## Instructions for the task
Repeat all of the material below exactly as written, images excluded.

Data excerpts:
━━━━

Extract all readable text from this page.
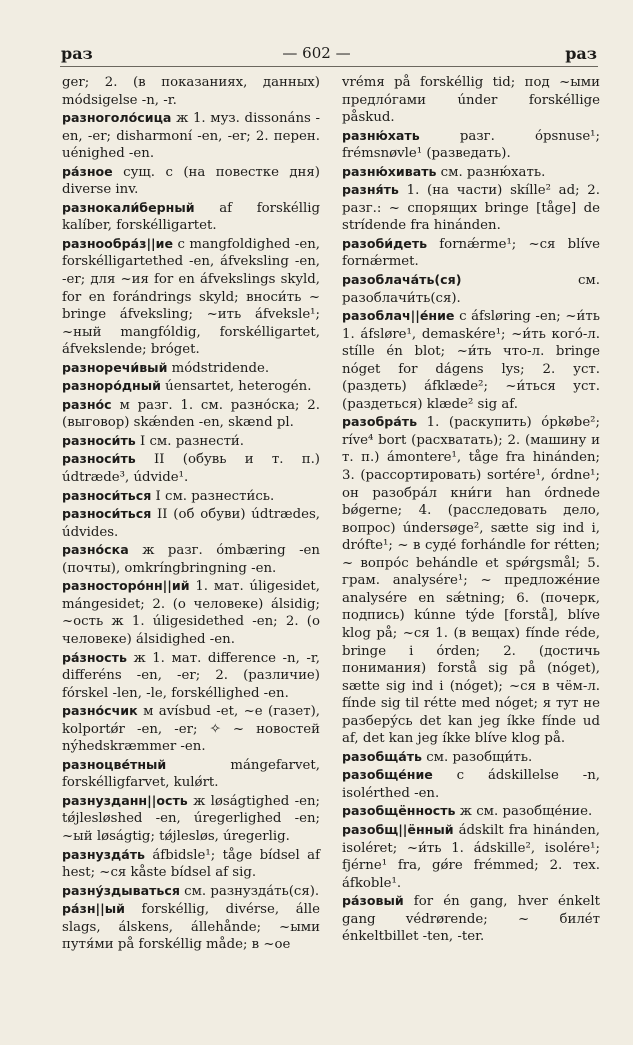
раз	— 602 —	раз

ger; 2. (в показаниях, данных) módsigelse -n, -r.

разноголо́сица ж 1. муз. dissonáns -en, -er; disharmoní -en, -er; 2. перен. uénighed -en.

ра́зное сущ. с (на повестке дня) diverse inv.

разнокали́берный af forskéllig kalíber, forskélligartet.

разнообра́з||ие с mangfoldighed -en, forskélligartethed -en, áfveksling -en, -er; для ~ия for en áfvekslings skyld, for en forándrings skyld; вноси́ть ~ bringe áfveksling; ~ить áfveksle¹; ~ный mangfóldig, forskélligartet, áfvekslende; bróget.

разноречи́вый módstridende.

разноро́дный úensartet, heterogén.

разно́с м разг. 1. см. разно́ска; 2. (выговор) skǽnden -en, skænd pl.

разноси́ть I см. разнести́.

разноси́ть II (обувь и т. п.) údtræde³, údvide¹.

разноси́ться I см. разнести́сь.

разноси́ться II (об обуви) údtrædes, údvides.

разно́ска ж разг. ómbæring -en (почты), omkríngbringning -en.

разносторо́нн||ий 1. мат. úligesidet, mángesidet; 2. (о человеке) álsidig; ~ость ж 1. úligesidethed -en; 2. (о человеке) álsidighed -en.

ра́зность ж 1. мат. difference -n, -r, differéns -en, -er; 2. (различие) fórskel -len, -le, forskéllighed -en.

разно́счик м avísbud -et, ~e (газет), kolportǿr -en, -er; ✧ ~ новостей nýhedskræmmer -en.

разноцве́тный mángefarvet, forskélligfarvet, kulǿrt.

разнузданн||ость ж løságtighed -en; tǿjlesløshed -en, úregerlighed -en; ~ый løságtig; tǿjlesløs, úregerlig.

разнузда́ть áfbidsle¹; tåge bídsel af hest; ~ся kåste bídsel af sig.

разну́здываться см. разнузда́ть(ся).

ра́зн||ый forskéllig, divérse, álle slags, álskens, állehånde; ~ыми путя́ми på forskéllig måde; в ~ое

vrémя på forskéllig tid; под ~ыми предло́гами únder forskéllige påskud.

разню́хать разг. ópsnuse¹; frémsnøvle¹ (разведать).

разню́хивать см. разню́хать.

разня́ть 1. (на части) skílle² ad; 2. разг.: ~ спорящих bringe [tåge] de strídende fra hinánden.

разоби́деть fornǽrme¹; ~ся blíve fornǽrmet.

разоблача́ть(ся) см. разоблачи́ть(ся).

разоблач||е́ние с áfsløring -en; ~и́ть 1. áfsløre¹, demaskére¹; ~и́ть кого́-л. stílle én blot; ~и́ть что-л. bringe nóget for dágens lys; 2. уст. (раздеть) áfklæde²; ~и́ться уст. (раздеться) klæde² sig af.

разобра́ть 1. (раскупить) ópkøbe²; ríve⁴ bort (расхватать); 2. (машину и т. п.) ámontere¹, tåge fra hinánden; 3. (рассортировать) sortére¹, órdne¹; он разобра́л кни́ги han órdnede bǿgerne; 4. (расследовать дело, вопрос) úndersøge², sætte sig ind i, drófte¹; ~ в суде́ forhándle for rétten; ~ вопро́с behándle et spǿrgsmål; 5. грам. analysére¹; ~ предложе́ние analysére en sǽtning; 6. (почерк, подпись) kúnne týde [forstå], blíve klog på; ~ся 1. (в вещах) fínde réde, bringe i órden; 2. (достичь понимания) forstå sig på (nóget), sætte sig ind i (nóget); ~ся в чём-л. fínde sig til rétte med nóget; я тут не разберу́сь det kan jeg íkke fínde ud af, det kan jeg íkke blíve klog på.

разобща́ть см. разобщи́ть.

разобще́ние с ádskillelse -n, isolérthed -en.

разобщённость ж см. разобще́ние.

разобщ||ённый ádskilt fra hinánden, isolérеt; ~и́ть 1. ádskille², isolére¹; fjérne¹ fra, gǿre frémmed; 2. тех. áfkoble¹.

ра́зовый for én gang, hver énkelt gang védrørende; ~ биле́т énkeltbillet -ten, -ter.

━━━━

## Final result
Extract all readable text from this page.
раз	— 602 —	раз

ger; 2. (в показаниях, данных) módsigelse -n, -r.

разноголо́сица ж 1. муз. dissonáns -en, -er; disharmoní -en, -er; 2. перен. uénighed -en.

ра́зное сущ. с (на повестке дня) diverse inv.

разнокали́берный af forskéllig kalíber, forskélligartet.

разнообра́з||ие с mangfoldighed -en, forskélligartethed -en, áfveksling -en, -er; для ~ия for en áfvekslings skyld, for en forándrings skyld; вноси́ть ~ bringe áfveksling; ~ить áfveksle¹; ~ный mangfóldig, forskélligartet, áfvekslende; bróget.

разноречи́вый módstridende.

разноро́дный úensartet, heterogén.

разно́с м разг. 1. см. разно́ска; 2. (выговор) skǽnden -en, skænd pl.

разноси́ть I см. разнести́.

разноси́ть II (обувь и т. п.) údtræde³, údvide¹.

разноси́ться I см. разнести́сь.

разноси́ться II (об обуви) údtrædes, údvides.

разно́ска ж разг. ómbæring -en (почты), omkríngbringning -en.

разносторо́нн||ий 1. мат. úligesidet, mángesidet; 2. (о человеке) álsidig; ~ость ж 1. úligesidethed -en; 2. (о человеке) álsidighed -en.

ра́зность ж 1. мат. difference -n, -r, differéns -en, -er; 2. (различие) fórskel -len, -le, forskéllighed -en.

разно́счик м avísbud -et, ~e (газет), kolportǿr -en, -er; ✧ ~ новостей nýhedskræmmer -en.

разноцве́тный mángefarvet, forskélligfarvet, kulǿrt.

разнузданн||ость ж løságtighed -en; tǿjlesløshed -en, úregerlighed -en; ~ый løságtig; tǿjlesløs, úregerlig.

разнузда́ть áfbidsle¹; tåge bídsel af hest; ~ся kåste bídsel af sig.

разну́здываться см. разнузда́ть(ся).

ра́зн||ый forskéllig, divérse, álle slags, álskens, állehånde; ~ыми путя́ми på forskéllig måde; в ~ое

vrémя på forskéllig tid; под ~ыми предло́гами únder forskéllige påskud.

разню́хать разг. ópsnuse¹; frémsnøvle¹ (разведать).

разню́хивать см. разню́хать.

разня́ть 1. (на части) skílle² ad; 2. разг.: ~ спорящих bringe [tåge] de strídende fra hinánden.

разоби́деть fornǽrme¹; ~ся blíve fornǽrmet.

разоблача́ть(ся) см. разоблачи́ть(ся).

разоблач||е́ние с áfsløring -en; ~и́ть 1. áfsløre¹, demaskére¹; ~и́ть кого́-л. stílle én blot; ~и́ть что-л. bringe nóget for dágens lys; 2. уст. (раздеть) áfklæde²; ~и́ться уст. (раздеться) klæde² sig af.

разобра́ть 1. (раскупить) ópkøbe²; ríve⁴ bort (расхватать); 2. (машину и т. п.) ámontere¹, tåge fra hinánden; 3. (рассортировать) sortére¹, órdne¹; он разобра́л кни́ги han órdnede bǿgerne; 4. (расследовать дело, вопрос) úndersøge², sætte sig ind i, drófte¹; ~ в суде́ forhándle for rétten; ~ вопро́с behándle et spǿrgsmål; 5. грам. analysére¹; ~ предложе́ние analysére en sǽtning; 6. (почерк, подпись) kúnne týde [forstå], blíve klog på; ~ся 1. (в вещах) fínde réde, bringe i órden; 2. (достичь понимания) forstå sig på (nóget), sætte sig ind i (nóget); ~ся в чём-л. fínde sig til rétte med nóget; я тут не разберу́сь det kan jeg íkke fínde ud af, det kan jeg íkke blíve klog på.

разобща́ть см. разобщи́ть.

разобще́ние с ádskillelse -n, isolérthed -en.

разобщённость ж см. разобще́ние.

разобщ||ённый ádskilt fra hinánden, isolérеt; ~и́ть 1. ádskille², isolére¹; fjérne¹ fra, gǿre frémmed; 2. тех. áfkoble¹.

ра́зовый for én gang, hver énkelt gang védrørende; ~ биле́т énkeltbillet -ten, -ter.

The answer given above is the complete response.